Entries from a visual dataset
# # # #
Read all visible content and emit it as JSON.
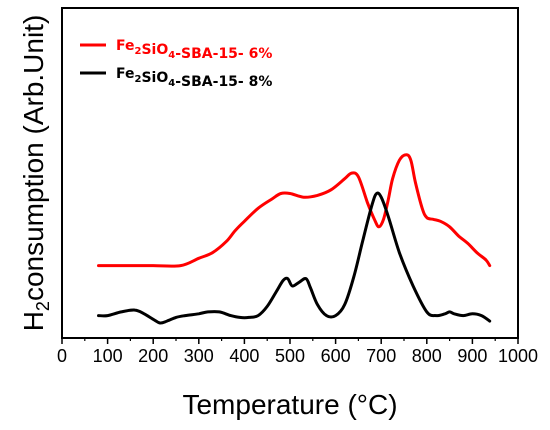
{
  "chart_data": {
    "type": "line",
    "xlabel": "Temperature (°C)",
    "ylabel": "consumption (Arb.Unit)",
    "ylabel_prefix": "H",
    "ylabel_subscript": "2",
    "xlim": [
      0,
      1000
    ],
    "ylim": [
      0,
      100
    ],
    "x_ticks": [
      0,
      100,
      200,
      300,
      400,
      500,
      600,
      700,
      800,
      900,
      1000
    ],
    "x_tick_labels": [
      "0",
      "100",
      "200",
      "300",
      "400",
      "500",
      "600",
      "700",
      "800",
      "900",
      "1000"
    ],
    "y_ticks_shown": false,
    "grid": false,
    "legend_position": "top-left",
    "series": [
      {
        "name": "Fe2SiO4-SBA-15- 6%",
        "legend": {
          "a": "Fe",
          "s1": "2",
          "b": "SiO",
          "s2": "4",
          "c": "-SBA-15- 6%"
        },
        "color": "#ff0000",
        "x": [
          80,
          150,
          200,
          260,
          300,
          330,
          360,
          380,
          400,
          430,
          460,
          480,
          500,
          530,
          560,
          590,
          620,
          635,
          650,
          670,
          685,
          695,
          705,
          715,
          725,
          740,
          755,
          765,
          775,
          790,
          800,
          815,
          830,
          850,
          870,
          890,
          910,
          930,
          938
        ],
        "y": [
          31,
          31,
          31,
          31,
          35,
          38,
          44,
          50,
          55,
          62,
          67,
          70,
          70,
          68,
          69,
          72,
          78,
          81,
          79,
          65,
          56,
          52,
          56,
          66,
          78,
          88,
          91,
          88,
          76,
          62,
          57,
          56,
          55,
          52,
          47,
          43,
          38,
          34,
          31
        ]
      },
      {
        "name": "Fe2SiO4-SBA-15- 8%",
        "legend": {
          "a": "Fe",
          "s1": "2",
          "b": "SiO",
          "s2": "4",
          "c": "-SBA-15- 8%"
        },
        "color": "#000000",
        "x": [
          80,
          100,
          130,
          160,
          180,
          200,
          215,
          230,
          250,
          270,
          300,
          320,
          345,
          370,
          390,
          410,
          430,
          450,
          470,
          485,
          495,
          505,
          520,
          535,
          545,
          560,
          580,
          600,
          620,
          640,
          660,
          680,
          690,
          700,
          715,
          740,
          770,
          800,
          820,
          840,
          850,
          860,
          880,
          900,
          920,
          938
        ],
        "y": [
          4,
          4,
          6,
          7,
          5,
          2,
          0,
          1,
          3,
          4,
          5,
          6,
          6,
          4,
          3,
          3,
          4,
          9,
          17,
          23,
          24,
          20,
          22,
          24,
          19,
          10,
          4,
          4,
          10,
          25,
          45,
          64,
          70,
          68,
          58,
          38,
          20,
          6,
          4,
          5,
          6,
          5,
          4,
          5,
          4,
          1
        ]
      }
    ]
  }
}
# # # #
- _Objective_:
Print the records above exactly as they stand, but leave out the pictures.

- _Solution_:
Read all visible content and emit it as JSON.
{
  "chart_data": {
    "type": "line",
    "xlabel": "Temperature (°C)",
    "ylabel": "consumption (Arb.Unit)",
    "ylabel_prefix": "H",
    "ylabel_subscript": "2",
    "xlim": [
      0,
      1000
    ],
    "ylim": [
      0,
      100
    ],
    "x_ticks": [
      0,
      100,
      200,
      300,
      400,
      500,
      600,
      700,
      800,
      900,
      1000
    ],
    "x_tick_labels": [
      "0",
      "100",
      "200",
      "300",
      "400",
      "500",
      "600",
      "700",
      "800",
      "900",
      "1000"
    ],
    "y_ticks_shown": false,
    "grid": false,
    "legend_position": "top-left",
    "series": [
      {
        "name": "Fe2SiO4-SBA-15- 6%",
        "legend": {
          "a": "Fe",
          "s1": "2",
          "b": "SiO",
          "s2": "4",
          "c": "-SBA-15- 6%"
        },
        "color": "#ff0000",
        "x": [
          80,
          150,
          200,
          260,
          300,
          330,
          360,
          380,
          400,
          430,
          460,
          480,
          500,
          530,
          560,
          590,
          620,
          635,
          650,
          670,
          685,
          695,
          705,
          715,
          725,
          740,
          755,
          765,
          775,
          790,
          800,
          815,
          830,
          850,
          870,
          890,
          910,
          930,
          938
        ],
        "y": [
          31,
          31,
          31,
          31,
          35,
          38,
          44,
          50,
          55,
          62,
          67,
          70,
          70,
          68,
          69,
          72,
          78,
          81,
          79,
          65,
          56,
          52,
          56,
          66,
          78,
          88,
          91,
          88,
          76,
          62,
          57,
          56,
          55,
          52,
          47,
          43,
          38,
          34,
          31
        ]
      },
      {
        "name": "Fe2SiO4-SBA-15- 8%",
        "legend": {
          "a": "Fe",
          "s1": "2",
          "b": "SiO",
          "s2": "4",
          "c": "-SBA-15- 8%"
        },
        "color": "#000000",
        "x": [
          80,
          100,
          130,
          160,
          180,
          200,
          215,
          230,
          250,
          270,
          300,
          320,
          345,
          370,
          390,
          410,
          430,
          450,
          470,
          485,
          495,
          505,
          520,
          535,
          545,
          560,
          580,
          600,
          620,
          640,
          660,
          680,
          690,
          700,
          715,
          740,
          770,
          800,
          820,
          840,
          850,
          860,
          880,
          900,
          920,
          938
        ],
        "y": [
          4,
          4,
          6,
          7,
          5,
          2,
          0,
          1,
          3,
          4,
          5,
          6,
          6,
          4,
          3,
          3,
          4,
          9,
          17,
          23,
          24,
          20,
          22,
          24,
          19,
          10,
          4,
          4,
          10,
          25,
          45,
          64,
          70,
          68,
          58,
          38,
          20,
          6,
          4,
          5,
          6,
          5,
          4,
          5,
          4,
          1
        ]
      }
    ]
  }
}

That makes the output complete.